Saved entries
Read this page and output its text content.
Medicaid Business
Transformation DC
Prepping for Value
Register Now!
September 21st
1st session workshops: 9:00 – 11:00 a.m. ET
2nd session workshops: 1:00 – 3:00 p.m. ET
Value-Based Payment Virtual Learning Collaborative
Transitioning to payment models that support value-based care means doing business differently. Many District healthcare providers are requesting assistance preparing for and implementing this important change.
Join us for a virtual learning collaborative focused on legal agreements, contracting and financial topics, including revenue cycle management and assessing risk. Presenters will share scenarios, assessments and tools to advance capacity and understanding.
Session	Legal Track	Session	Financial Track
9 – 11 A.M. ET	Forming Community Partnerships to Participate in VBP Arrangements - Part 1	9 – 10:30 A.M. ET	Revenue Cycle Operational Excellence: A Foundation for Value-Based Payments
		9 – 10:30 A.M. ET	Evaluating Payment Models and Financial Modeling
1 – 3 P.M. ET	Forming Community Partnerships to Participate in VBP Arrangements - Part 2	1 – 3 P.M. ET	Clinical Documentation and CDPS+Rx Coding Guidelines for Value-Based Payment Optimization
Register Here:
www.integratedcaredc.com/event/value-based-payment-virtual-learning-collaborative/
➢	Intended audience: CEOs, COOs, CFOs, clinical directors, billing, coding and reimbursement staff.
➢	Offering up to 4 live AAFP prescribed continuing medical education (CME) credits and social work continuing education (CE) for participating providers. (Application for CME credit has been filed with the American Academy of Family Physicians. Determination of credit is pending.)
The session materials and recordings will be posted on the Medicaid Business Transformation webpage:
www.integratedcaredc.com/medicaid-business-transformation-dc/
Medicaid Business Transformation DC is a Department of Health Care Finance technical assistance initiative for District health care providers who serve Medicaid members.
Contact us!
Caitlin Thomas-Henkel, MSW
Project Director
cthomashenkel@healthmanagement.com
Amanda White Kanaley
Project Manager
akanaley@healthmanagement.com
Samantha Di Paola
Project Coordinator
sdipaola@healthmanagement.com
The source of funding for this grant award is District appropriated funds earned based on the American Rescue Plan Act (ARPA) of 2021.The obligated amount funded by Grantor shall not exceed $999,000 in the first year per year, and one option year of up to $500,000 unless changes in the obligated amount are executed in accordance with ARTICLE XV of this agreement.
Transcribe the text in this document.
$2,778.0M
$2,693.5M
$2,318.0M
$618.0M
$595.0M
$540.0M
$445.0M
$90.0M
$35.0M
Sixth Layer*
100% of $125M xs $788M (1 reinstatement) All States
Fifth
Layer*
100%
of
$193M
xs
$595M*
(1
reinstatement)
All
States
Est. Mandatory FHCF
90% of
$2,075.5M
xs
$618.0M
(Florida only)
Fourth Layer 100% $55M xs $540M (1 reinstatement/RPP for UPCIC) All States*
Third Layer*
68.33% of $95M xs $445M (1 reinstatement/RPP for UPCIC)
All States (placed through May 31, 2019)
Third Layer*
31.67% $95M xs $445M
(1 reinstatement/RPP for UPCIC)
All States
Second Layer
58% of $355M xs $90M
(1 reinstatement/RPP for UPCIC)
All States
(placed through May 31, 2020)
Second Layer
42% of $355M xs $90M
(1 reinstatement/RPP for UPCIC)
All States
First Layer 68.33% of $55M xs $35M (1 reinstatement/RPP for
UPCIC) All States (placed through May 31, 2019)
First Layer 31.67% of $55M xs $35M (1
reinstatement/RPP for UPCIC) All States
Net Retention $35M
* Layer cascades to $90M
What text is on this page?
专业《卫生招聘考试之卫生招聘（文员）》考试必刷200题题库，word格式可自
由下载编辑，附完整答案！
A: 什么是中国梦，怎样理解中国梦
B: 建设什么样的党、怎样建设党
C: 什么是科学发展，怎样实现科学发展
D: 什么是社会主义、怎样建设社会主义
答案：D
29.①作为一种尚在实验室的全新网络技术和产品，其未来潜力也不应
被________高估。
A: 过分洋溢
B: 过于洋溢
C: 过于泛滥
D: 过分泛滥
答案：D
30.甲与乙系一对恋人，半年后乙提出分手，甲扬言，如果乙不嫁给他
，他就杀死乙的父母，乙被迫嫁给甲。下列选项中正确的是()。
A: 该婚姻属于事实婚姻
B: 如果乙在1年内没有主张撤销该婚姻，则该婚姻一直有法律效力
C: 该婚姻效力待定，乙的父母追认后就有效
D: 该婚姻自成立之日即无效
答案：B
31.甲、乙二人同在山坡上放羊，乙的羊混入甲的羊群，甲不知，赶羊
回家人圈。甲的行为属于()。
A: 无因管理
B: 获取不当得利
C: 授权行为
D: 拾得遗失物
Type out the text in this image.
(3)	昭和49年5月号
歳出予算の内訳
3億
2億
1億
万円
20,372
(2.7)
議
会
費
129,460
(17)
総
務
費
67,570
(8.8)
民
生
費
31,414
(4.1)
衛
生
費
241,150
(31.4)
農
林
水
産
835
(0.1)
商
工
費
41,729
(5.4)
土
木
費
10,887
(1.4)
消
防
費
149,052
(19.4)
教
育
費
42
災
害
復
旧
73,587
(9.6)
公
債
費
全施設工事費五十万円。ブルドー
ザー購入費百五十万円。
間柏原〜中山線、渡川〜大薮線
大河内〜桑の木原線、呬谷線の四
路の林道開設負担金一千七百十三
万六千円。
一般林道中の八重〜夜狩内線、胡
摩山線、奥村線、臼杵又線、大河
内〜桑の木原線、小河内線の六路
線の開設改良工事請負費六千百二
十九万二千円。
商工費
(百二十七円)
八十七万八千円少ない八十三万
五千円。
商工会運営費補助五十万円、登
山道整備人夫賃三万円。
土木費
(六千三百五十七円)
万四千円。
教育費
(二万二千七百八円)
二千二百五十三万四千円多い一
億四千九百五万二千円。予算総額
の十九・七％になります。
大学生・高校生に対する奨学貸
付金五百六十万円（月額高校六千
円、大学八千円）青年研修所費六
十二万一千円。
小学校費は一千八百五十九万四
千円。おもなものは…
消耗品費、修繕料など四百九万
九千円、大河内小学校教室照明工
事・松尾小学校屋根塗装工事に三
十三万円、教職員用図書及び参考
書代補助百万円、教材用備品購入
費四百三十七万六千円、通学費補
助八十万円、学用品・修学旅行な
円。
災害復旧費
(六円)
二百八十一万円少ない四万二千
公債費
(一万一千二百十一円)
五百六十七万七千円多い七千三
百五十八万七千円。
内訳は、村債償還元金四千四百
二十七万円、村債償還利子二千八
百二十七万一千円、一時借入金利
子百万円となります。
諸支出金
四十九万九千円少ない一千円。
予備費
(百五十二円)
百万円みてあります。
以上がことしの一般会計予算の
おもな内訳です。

REQUIRED TASK | Write the complete data out, exactly as above.

COMPLETE ANSWER |
Read this page and output its text content.
Medicaid Business
Transformation DC
Prepping for Value
Register Now!
September 21st
1st session workshops: 9:00 – 11:00 a.m. ET
2nd session workshops: 1:00 – 3:00 p.m. ET
Value-Based Payment Virtual Learning Collaborative
Transitioning to payment models that support value-based care means doing business differently. Many District healthcare providers are requesting assistance preparing for and implementing this important change.
Join us for a virtual learning collaborative focused on legal agreements, contracting and financial topics, including revenue cycle management and assessing risk. Presenters will share scenarios, assessments and tools to advance capacity and understanding.
Session	Legal Track	Session	Financial Track
9 – 11 A.M. ET	Forming Community Partnerships to Participate in VBP Arrangements - Part 1	9 – 10:30 A.M. ET	Revenue Cycle Operational Excellence: A Foundation for Value-Based Payments
		9 – 10:30 A.M. ET	Evaluating Payment Models and Financial Modeling
1 – 3 P.M. ET	Forming Community Partnerships to Participate in VBP Arrangements - Part 2	1 – 3 P.M. ET	Clinical Documentation and CDPS+Rx Coding Guidelines for Value-Based Payment Optimization
Register Here:
www.integratedcaredc.com/event/value-based-payment-virtual-learning-collaborative/
➢	Intended audience: CEOs, COOs, CFOs, clinical directors, billing, coding and reimbursement staff.
➢	Offering up to 4 live AAFP prescribed continuing medical education (CME) credits and social work continuing education (CE) for participating providers. (Application for CME credit has been filed with the American Academy of Family Physicians. Determination of credit is pending.)
The session materials and recordings will be posted on the Medicaid Business Transformation webpage:
www.integratedcaredc.com/medicaid-business-transformation-dc/
Medicaid Business Transformation DC is a Department of Health Care Finance technical assistance initiative for District health care providers who serve Medicaid members.
Contact us!
Caitlin Thomas-Henkel, MSW
Project Director
cthomashenkel@healthmanagement.com
Amanda White Kanaley
Project Manager
akanaley@healthmanagement.com
Samantha Di Paola
Project Coordinator
sdipaola@healthmanagement.com
The source of funding for this grant award is District appropriated funds earned based on the American Rescue Plan Act (ARPA) of 2021.The obligated amount funded by Grantor shall not exceed $999,000 in the first year per year, and one option year of up to $500,000 unless changes in the obligated amount are executed in accordance with ARTICLE XV of this agreement.
Transcribe the text in this document.
$2,778.0M
$2,693.5M
$2,318.0M
$618.0M
$595.0M
$540.0M
$445.0M
$90.0M
$35.0M
Sixth Layer*
100% of $125M xs $788M (1 reinstatement) All States
Fifth
Layer*
100%
of
$193M
xs
$595M*
(1
reinstatement)
All
States
Est. Mandatory FHCF
90% of
$2,075.5M
xs
$618.0M
(Florida only)
Fourth Layer 100% $55M xs $540M (1 reinstatement/RPP for UPCIC) All States*
Third Layer*
68.33% of $95M xs $445M (1 reinstatement/RPP for UPCIC)
All States (placed through May 31, 2019)
Third Layer*
31.67% $95M xs $445M
(1 reinstatement/RPP for UPCIC)
All States
Second Layer
58% of $355M xs $90M
(1 reinstatement/RPP for UPCIC)
All States
(placed through May 31, 2020)
Second Layer
42% of $355M xs $90M
(1 reinstatement/RPP for UPCIC)
All States
First Layer 68.33% of $55M xs $35M (1 reinstatement/RPP for
UPCIC) All States (placed through May 31, 2019)
First Layer 31.67% of $55M xs $35M (1
reinstatement/RPP for UPCIC) All States
Net Retention $35M
* Layer cascades to $90M
What text is on this page?
专业《卫生招聘考试之卫生招聘（文员）》考试必刷200题题库，word格式可自
由下载编辑，附完整答案！
A: 什么是中国梦，怎样理解中国梦
B: 建设什么样的党、怎样建设党
C: 什么是科学发展，怎样实现科学发展
D: 什么是社会主义、怎样建设社会主义
答案：D
29.①作为一种尚在实验室的全新网络技术和产品，其未来潜力也不应
被________高估。
A: 过分洋溢
B: 过于洋溢
C: 过于泛滥
D: 过分泛滥
答案：D
30.甲与乙系一对恋人，半年后乙提出分手，甲扬言，如果乙不嫁给他
，他就杀死乙的父母，乙被迫嫁给甲。下列选项中正确的是()。
A: 该婚姻属于事实婚姻
B: 如果乙在1年内没有主张撤销该婚姻，则该婚姻一直有法律效力
C: 该婚姻效力待定，乙的父母追认后就有效
D: 该婚姻自成立之日即无效
答案：B
31.甲、乙二人同在山坡上放羊，乙的羊混入甲的羊群，甲不知，赶羊
回家人圈。甲的行为属于()。
A: 无因管理
B: 获取不当得利
C: 授权行为
D: 拾得遗失物
Type out the text in this image.
(3)	昭和49年5月号
歳出予算の内訳
3億
2億
1億
万円
20,372
(2.7)
議
会
費
129,460
(17)
総
務
費
67,570
(8.8)
民
生
費
31,414
(4.1)
衛
生
費
241,150
(31.4)
農
林
水
産
835
(0.1)
商
工
費
41,729
(5.4)
土
木
費
10,887
(1.4)
消
防
費
149,052
(19.4)
教
育
費
42
災
害
復
旧
73,587
(9.6)
公
債
費
全施設工事費五十万円。ブルドー
ザー購入費百五十万円。
間柏原〜中山線、渡川〜大薮線
大河内〜桑の木原線、呬谷線の四
路の林道開設負担金一千七百十三
万六千円。
一般林道中の八重〜夜狩内線、胡
摩山線、奥村線、臼杵又線、大河
内〜桑の木原線、小河内線の六路
線の開設改良工事請負費六千百二
十九万二千円。
商工費
(百二十七円)
八十七万八千円少ない八十三万
五千円。
商工会運営費補助五十万円、登
山道整備人夫賃三万円。
土木費
(六千三百五十七円)
万四千円。
教育費
(二万二千七百八円)
二千二百五十三万四千円多い一
億四千九百五万二千円。予算総額
の十九・七％になります。
大学生・高校生に対する奨学貸
付金五百六十万円（月額高校六千
円、大学八千円）青年研修所費六
十二万一千円。
小学校費は一千八百五十九万四
千円。おもなものは…
消耗品費、修繕料など四百九万
九千円、大河内小学校教室照明工
事・松尾小学校屋根塗装工事に三
十三万円、教職員用図書及び参考
書代補助百万円、教材用備品購入
費四百三十七万六千円、通学費補
助八十万円、学用品・修学旅行な
円。
災害復旧費
(六円)
二百八十一万円少ない四万二千
公債費
(一万一千二百十一円)
五百六十七万七千円多い七千三
百五十八万七千円。
内訳は、村債償還元金四千四百
二十七万円、村債償還利子二千八
百二十七万一千円、一時借入金利
子百万円となります。
諸支出金
四十九万九千円少ない一千円。
予備費
(百五十二円)
百万円みてあります。
以上がことしの一般会計予算の
おもな内訳です。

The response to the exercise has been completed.